Examine the entries and show every line in which the word "JSON" is found.

— begin GIVEN ENTRIES —

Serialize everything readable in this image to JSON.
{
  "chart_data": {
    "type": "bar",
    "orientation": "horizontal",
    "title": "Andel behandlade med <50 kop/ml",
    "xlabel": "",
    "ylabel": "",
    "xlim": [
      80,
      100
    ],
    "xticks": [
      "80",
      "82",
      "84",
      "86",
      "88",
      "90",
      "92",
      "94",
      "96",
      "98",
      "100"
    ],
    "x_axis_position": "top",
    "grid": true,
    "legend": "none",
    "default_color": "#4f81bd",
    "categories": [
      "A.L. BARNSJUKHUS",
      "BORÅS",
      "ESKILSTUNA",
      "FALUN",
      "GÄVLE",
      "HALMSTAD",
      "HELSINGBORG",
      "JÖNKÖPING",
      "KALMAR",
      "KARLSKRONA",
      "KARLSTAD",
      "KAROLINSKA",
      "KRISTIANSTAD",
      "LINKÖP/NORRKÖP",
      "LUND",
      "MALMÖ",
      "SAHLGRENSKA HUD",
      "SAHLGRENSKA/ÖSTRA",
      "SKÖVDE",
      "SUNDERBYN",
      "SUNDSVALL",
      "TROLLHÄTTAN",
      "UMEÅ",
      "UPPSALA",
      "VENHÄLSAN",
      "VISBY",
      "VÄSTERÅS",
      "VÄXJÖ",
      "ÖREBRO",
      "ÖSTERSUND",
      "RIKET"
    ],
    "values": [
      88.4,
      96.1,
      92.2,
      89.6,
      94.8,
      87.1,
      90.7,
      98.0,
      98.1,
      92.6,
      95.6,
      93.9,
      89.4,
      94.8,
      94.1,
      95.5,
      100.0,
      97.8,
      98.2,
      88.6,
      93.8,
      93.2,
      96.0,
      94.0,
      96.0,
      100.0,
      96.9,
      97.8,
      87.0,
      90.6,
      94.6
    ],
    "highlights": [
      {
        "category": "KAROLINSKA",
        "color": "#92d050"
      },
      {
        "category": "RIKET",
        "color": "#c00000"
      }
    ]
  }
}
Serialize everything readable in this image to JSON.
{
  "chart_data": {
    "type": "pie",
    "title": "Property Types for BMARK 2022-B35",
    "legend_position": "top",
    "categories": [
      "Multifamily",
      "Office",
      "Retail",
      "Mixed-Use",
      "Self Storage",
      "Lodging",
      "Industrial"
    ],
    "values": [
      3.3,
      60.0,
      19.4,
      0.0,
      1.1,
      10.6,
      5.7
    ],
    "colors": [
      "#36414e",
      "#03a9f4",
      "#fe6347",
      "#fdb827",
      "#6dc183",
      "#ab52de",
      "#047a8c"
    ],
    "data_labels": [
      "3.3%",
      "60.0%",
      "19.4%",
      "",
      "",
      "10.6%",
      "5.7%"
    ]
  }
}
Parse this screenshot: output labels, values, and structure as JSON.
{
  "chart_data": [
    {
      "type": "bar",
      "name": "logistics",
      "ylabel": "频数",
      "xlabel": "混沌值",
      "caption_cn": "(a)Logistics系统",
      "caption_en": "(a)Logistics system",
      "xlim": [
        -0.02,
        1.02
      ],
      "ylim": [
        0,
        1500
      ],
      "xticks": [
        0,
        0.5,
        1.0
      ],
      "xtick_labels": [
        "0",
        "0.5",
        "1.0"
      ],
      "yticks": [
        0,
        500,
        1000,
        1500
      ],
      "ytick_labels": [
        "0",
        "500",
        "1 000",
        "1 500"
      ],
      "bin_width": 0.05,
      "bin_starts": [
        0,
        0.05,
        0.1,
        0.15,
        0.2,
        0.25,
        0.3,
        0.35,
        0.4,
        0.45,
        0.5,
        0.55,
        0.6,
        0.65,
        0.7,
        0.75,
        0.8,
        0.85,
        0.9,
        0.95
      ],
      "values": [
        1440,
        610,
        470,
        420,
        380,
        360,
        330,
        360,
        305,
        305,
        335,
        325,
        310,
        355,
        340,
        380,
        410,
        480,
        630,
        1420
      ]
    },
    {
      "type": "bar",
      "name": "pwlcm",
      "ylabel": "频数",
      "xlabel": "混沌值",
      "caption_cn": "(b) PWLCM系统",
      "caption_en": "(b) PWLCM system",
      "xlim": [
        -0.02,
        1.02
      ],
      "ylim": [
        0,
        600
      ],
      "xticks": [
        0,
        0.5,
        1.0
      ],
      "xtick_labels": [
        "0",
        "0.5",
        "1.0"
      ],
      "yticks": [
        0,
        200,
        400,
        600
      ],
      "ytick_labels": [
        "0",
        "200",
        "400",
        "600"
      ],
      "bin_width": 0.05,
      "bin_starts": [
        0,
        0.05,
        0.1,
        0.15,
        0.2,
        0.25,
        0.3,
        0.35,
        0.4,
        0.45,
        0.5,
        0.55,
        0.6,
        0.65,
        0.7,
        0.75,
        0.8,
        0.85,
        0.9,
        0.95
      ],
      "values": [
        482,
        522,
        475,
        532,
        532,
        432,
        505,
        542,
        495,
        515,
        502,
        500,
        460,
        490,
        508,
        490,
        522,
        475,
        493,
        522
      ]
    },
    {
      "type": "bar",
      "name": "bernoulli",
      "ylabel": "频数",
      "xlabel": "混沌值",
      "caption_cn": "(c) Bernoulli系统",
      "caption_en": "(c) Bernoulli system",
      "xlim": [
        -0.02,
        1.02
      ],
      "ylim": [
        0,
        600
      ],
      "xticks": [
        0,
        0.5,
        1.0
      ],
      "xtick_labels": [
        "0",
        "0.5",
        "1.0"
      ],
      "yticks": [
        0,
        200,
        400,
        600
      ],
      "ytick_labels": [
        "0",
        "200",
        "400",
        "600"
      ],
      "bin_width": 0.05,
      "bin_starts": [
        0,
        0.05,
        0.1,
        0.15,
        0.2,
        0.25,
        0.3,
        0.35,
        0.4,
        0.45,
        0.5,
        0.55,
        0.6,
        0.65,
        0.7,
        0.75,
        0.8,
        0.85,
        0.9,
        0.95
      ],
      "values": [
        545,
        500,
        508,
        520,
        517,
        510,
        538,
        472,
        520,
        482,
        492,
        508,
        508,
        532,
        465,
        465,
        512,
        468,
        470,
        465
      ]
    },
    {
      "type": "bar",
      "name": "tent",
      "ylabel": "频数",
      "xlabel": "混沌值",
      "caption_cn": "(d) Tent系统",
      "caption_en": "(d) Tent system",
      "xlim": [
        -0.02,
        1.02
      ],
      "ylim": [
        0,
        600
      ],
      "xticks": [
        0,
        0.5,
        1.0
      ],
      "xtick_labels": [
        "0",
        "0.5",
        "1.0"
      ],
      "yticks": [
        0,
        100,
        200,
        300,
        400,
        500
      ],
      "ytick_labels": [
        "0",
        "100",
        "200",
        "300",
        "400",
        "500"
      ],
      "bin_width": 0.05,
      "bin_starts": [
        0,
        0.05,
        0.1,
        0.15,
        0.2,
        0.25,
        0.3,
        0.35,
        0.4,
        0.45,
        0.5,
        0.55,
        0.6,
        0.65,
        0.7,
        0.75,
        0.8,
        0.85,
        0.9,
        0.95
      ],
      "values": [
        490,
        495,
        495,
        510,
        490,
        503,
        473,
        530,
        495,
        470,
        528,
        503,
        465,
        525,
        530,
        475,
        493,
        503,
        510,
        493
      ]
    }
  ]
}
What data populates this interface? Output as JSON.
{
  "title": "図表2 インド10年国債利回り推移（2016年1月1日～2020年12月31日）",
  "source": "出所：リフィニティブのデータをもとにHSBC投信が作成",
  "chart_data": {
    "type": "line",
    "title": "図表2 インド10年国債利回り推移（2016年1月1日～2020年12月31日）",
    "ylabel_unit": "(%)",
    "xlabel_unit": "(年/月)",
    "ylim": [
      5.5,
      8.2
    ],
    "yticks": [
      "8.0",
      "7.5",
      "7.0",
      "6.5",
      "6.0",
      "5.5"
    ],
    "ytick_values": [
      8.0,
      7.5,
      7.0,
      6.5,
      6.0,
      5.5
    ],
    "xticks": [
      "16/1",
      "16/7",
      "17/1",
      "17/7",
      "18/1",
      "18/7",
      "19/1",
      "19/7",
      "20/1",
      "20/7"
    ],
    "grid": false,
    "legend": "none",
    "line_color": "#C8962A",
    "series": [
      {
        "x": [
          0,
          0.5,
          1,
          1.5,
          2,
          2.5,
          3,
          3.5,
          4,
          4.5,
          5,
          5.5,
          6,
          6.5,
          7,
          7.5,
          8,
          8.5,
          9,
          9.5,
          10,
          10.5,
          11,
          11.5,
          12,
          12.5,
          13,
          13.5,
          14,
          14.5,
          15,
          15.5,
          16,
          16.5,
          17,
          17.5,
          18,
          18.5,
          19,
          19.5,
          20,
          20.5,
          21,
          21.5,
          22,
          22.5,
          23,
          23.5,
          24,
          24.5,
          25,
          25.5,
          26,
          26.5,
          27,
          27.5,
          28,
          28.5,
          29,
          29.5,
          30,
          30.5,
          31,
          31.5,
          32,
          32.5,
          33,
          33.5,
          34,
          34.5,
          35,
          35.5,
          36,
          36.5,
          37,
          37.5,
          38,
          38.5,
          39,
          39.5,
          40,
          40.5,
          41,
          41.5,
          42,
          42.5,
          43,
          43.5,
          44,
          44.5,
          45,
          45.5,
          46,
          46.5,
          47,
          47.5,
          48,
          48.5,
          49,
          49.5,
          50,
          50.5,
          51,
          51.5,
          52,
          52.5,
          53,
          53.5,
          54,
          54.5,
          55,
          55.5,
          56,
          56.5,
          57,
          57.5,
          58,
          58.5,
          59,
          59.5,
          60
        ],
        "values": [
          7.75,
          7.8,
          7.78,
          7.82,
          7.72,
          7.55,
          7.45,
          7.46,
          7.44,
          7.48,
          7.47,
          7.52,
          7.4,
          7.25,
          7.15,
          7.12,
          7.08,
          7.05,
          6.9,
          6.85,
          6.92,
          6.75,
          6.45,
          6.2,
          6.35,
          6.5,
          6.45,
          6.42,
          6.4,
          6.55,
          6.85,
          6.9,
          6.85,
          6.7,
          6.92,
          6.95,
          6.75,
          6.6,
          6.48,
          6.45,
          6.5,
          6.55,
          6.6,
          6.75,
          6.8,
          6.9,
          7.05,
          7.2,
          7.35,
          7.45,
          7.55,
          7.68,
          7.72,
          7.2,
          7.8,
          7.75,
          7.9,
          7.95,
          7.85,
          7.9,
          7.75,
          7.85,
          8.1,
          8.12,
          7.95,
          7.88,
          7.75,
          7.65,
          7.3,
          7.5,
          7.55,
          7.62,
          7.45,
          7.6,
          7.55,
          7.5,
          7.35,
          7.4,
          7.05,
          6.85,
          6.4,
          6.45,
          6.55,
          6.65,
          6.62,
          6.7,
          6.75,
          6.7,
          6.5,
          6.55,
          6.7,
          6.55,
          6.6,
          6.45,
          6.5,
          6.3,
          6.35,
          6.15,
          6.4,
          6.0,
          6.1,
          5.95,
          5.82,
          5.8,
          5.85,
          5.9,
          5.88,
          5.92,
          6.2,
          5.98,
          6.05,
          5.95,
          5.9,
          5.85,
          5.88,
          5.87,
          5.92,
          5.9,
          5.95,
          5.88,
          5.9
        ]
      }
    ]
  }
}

— end GIVEN ENTRIES —

= EXERCISE SOLUTION =
Serialize everything readable in this image to JSON.
Serialize everything readable in this image to JSON.
Parse this screenshot: output labels, values, and structure as JSON.
What data populates this interface? Output as JSON.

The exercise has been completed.